▸ INPUT MATERIAL
[START]

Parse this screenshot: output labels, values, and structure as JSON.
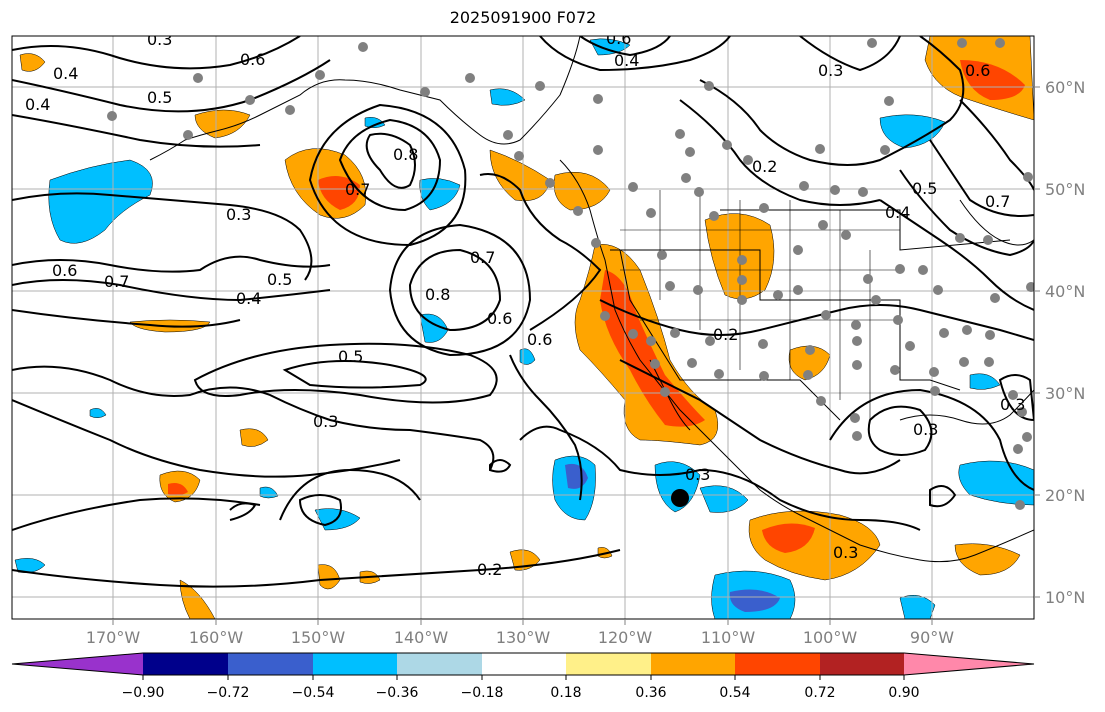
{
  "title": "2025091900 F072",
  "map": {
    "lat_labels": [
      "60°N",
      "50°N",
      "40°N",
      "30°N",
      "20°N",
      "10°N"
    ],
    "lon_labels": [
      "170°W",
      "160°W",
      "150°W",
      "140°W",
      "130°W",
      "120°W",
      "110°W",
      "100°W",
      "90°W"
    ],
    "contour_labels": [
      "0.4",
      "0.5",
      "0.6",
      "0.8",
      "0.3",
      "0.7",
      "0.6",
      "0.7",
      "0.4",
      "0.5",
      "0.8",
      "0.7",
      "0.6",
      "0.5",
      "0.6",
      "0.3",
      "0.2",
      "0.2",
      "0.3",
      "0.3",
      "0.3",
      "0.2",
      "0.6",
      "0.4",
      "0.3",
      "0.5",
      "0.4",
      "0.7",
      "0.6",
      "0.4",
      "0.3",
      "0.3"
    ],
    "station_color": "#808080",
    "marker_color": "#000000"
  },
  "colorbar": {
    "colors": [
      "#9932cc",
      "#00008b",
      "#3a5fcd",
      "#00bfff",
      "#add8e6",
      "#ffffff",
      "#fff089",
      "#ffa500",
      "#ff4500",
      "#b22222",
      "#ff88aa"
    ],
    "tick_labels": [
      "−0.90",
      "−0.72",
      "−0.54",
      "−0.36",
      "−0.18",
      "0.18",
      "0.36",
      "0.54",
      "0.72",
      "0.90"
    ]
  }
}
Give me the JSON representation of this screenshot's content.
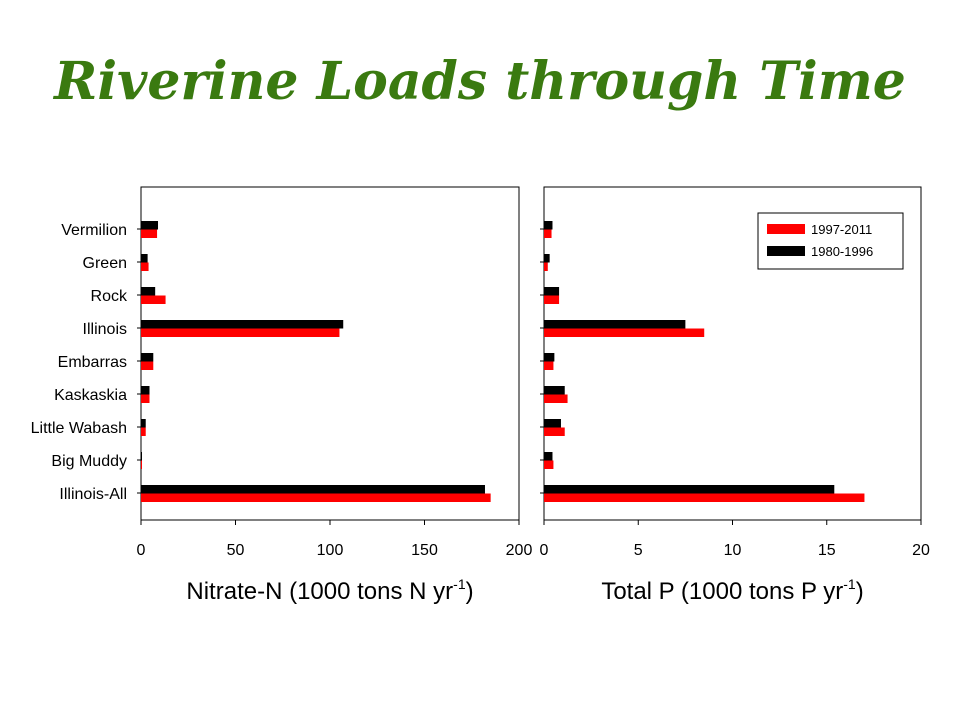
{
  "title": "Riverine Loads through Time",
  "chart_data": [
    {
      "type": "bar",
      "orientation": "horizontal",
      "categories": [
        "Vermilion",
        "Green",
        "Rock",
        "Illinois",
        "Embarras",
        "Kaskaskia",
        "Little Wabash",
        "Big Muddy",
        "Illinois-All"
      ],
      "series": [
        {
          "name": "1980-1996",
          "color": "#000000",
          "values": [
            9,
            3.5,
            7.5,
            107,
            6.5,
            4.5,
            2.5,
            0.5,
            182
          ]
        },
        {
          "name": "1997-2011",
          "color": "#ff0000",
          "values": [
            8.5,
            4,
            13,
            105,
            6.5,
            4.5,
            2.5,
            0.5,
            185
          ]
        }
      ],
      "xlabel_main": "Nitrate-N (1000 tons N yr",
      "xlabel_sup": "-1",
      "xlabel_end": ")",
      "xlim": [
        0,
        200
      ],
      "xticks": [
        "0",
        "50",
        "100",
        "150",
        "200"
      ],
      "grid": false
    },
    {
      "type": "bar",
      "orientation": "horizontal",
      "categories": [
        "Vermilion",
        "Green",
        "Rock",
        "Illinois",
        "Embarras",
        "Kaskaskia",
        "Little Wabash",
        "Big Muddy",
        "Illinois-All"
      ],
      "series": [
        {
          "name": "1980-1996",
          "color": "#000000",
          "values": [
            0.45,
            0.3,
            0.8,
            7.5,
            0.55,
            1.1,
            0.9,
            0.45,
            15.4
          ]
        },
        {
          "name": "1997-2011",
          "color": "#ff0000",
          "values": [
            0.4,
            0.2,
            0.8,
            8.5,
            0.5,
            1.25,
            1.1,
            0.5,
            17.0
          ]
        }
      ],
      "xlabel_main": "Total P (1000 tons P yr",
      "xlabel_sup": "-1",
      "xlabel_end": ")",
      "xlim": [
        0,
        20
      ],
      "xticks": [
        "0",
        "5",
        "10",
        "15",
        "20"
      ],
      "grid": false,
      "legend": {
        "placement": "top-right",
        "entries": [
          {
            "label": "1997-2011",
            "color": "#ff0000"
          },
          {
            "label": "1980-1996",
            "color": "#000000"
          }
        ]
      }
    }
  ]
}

[END]

▸ TASK REQUIREMENTS
Every entry above is to be set down exactly; the pictures are to be left out.

▸ WRITTEN RESPONSE
Parse this screenshot: output labels, values, and structure as JSON.
{
  "title": "2025091900 F072",
  "map": {
    "lat_labels": [
      "60°N",
      "50°N",
      "40°N",
      "30°N",
      "20°N",
      "10°N"
    ],
    "lon_labels": [
      "170°W",
      "160°W",
      "150°W",
      "140°W",
      "130°W",
      "120°W",
      "110°W",
      "100°W",
      "90°W"
    ],
    "contour_labels": [
      "0.4",
      "0.5",
      "0.6",
      "0.8",
      "0.3",
      "0.7",
      "0.6",
      "0.7",
      "0.4",
      "0.5",
      "0.8",
      "0.7",
      "0.6",
      "0.5",
      "0.6",
      "0.3",
      "0.2",
      "0.2",
      "0.3",
      "0.3",
      "0.3",
      "0.2",
      "0.6",
      "0.4",
      "0.3",
      "0.5",
      "0.4",
      "0.7",
      "0.6",
      "0.4",
      "0.3",
      "0.3"
    ],
    "station_color": "#808080",
    "marker_color": "#000000"
  },
  "colorbar": {
    "colors": [
      "#9932cc",
      "#00008b",
      "#3a5fcd",
      "#00bfff",
      "#add8e6",
      "#ffffff",
      "#fff089",
      "#ffa500",
      "#ff4500",
      "#b22222",
      "#ff88aa"
    ],
    "tick_labels": [
      "−0.90",
      "−0.72",
      "−0.54",
      "−0.36",
      "−0.18",
      "0.18",
      "0.36",
      "0.54",
      "0.72",
      "0.90"
    ]
  }
}
Give me the JSON representation of this screenshot's content.
{
  "title": "Riverine Loads through Time",
  "chart_data": [
    {
      "type": "bar",
      "orientation": "horizontal",
      "categories": [
        "Vermilion",
        "Green",
        "Rock",
        "Illinois",
        "Embarras",
        "Kaskaskia",
        "Little Wabash",
        "Big Muddy",
        "Illinois-All"
      ],
      "series": [
        {
          "name": "1980-1996",
          "color": "#000000",
          "values": [
            9,
            3.5,
            7.5,
            107,
            6.5,
            4.5,
            2.5,
            0.5,
            182
          ]
        },
        {
          "name": "1997-2011",
          "color": "#ff0000",
          "values": [
            8.5,
            4,
            13,
            105,
            6.5,
            4.5,
            2.5,
            0.5,
            185
          ]
        }
      ],
      "xlabel_main": "Nitrate-N (1000 tons N yr",
      "xlabel_sup": "-1",
      "xlabel_end": ")",
      "xlim": [
        0,
        200
      ],
      "xticks": [
        "0",
        "50",
        "100",
        "150",
        "200"
      ],
      "grid": false
    },
    {
      "type": "bar",
      "orientation": "horizontal",
      "categories": [
        "Vermilion",
        "Green",
        "Rock",
        "Illinois",
        "Embarras",
        "Kaskaskia",
        "Little Wabash",
        "Big Muddy",
        "Illinois-All"
      ],
      "series": [
        {
          "name": "1980-1996",
          "color": "#000000",
          "values": [
            0.45,
            0.3,
            0.8,
            7.5,
            0.55,
            1.1,
            0.9,
            0.45,
            15.4
          ]
        },
        {
          "name": "1997-2011",
          "color": "#ff0000",
          "values": [
            0.4,
            0.2,
            0.8,
            8.5,
            0.5,
            1.25,
            1.1,
            0.5,
            17.0
          ]
        }
      ],
      "xlabel_main": "Total P (1000 tons P yr",
      "xlabel_sup": "-1",
      "xlabel_end": ")",
      "xlim": [
        0,
        20
      ],
      "xticks": [
        "0",
        "5",
        "10",
        "15",
        "20"
      ],
      "grid": false,
      "legend": {
        "placement": "top-right",
        "entries": [
          {
            "label": "1997-2011",
            "color": "#ff0000"
          },
          {
            "label": "1980-1996",
            "color": "#000000"
          }
        ]
      }
    }
  ]
}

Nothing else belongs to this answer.